REQUEST:
Using the records that follow, copy every line containing the word "color".

TASK DATA:
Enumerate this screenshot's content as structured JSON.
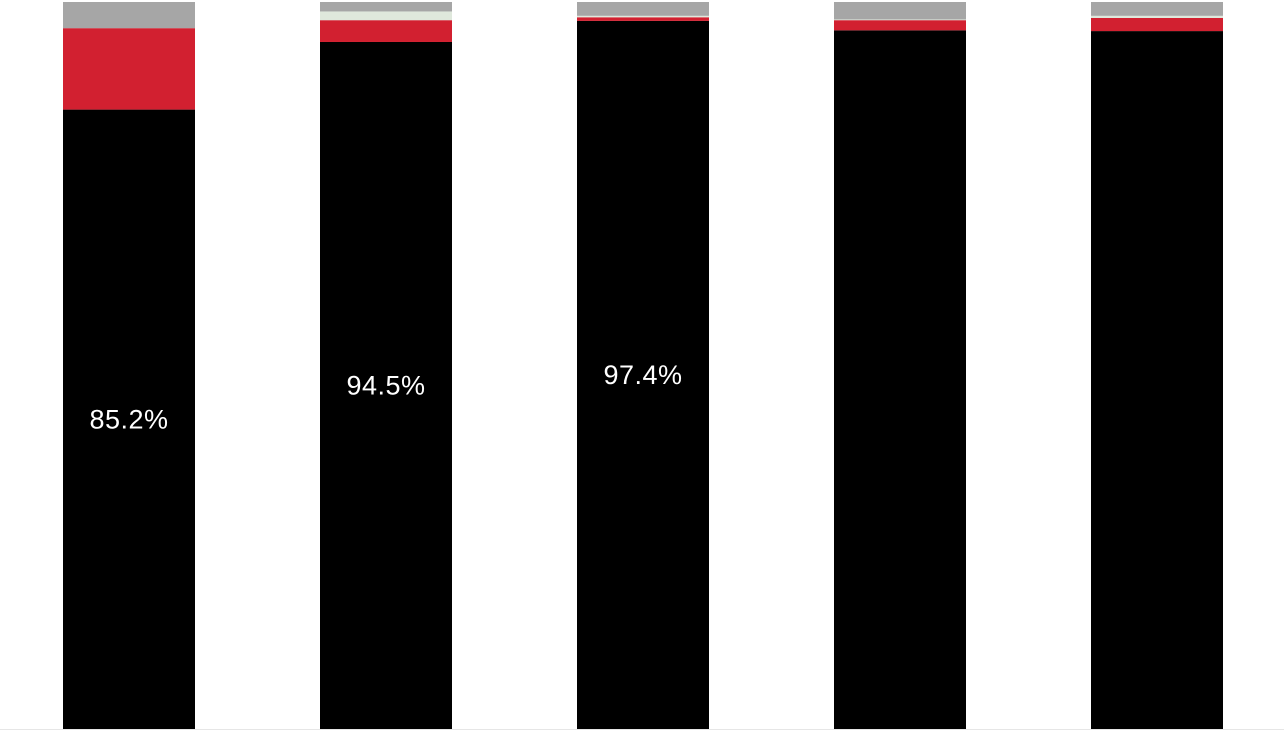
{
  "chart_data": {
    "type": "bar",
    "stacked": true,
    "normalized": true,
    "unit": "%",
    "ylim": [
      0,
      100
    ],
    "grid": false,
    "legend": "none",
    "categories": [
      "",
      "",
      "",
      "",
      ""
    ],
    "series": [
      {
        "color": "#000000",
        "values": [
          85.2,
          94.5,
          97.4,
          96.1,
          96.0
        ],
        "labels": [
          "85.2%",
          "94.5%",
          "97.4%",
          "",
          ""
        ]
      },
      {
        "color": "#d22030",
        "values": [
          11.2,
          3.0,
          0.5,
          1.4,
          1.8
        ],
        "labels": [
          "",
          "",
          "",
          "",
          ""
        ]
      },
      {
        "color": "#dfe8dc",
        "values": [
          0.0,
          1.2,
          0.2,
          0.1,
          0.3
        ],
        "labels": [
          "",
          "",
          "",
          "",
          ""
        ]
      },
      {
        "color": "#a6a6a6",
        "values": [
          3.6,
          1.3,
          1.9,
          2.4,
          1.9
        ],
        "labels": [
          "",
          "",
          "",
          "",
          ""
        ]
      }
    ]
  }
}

TASK OUTPUT:
        "color": "#000000",
        "color": "#d22030",
        "color": "#dfe8dc",
        "color": "#a6a6a6",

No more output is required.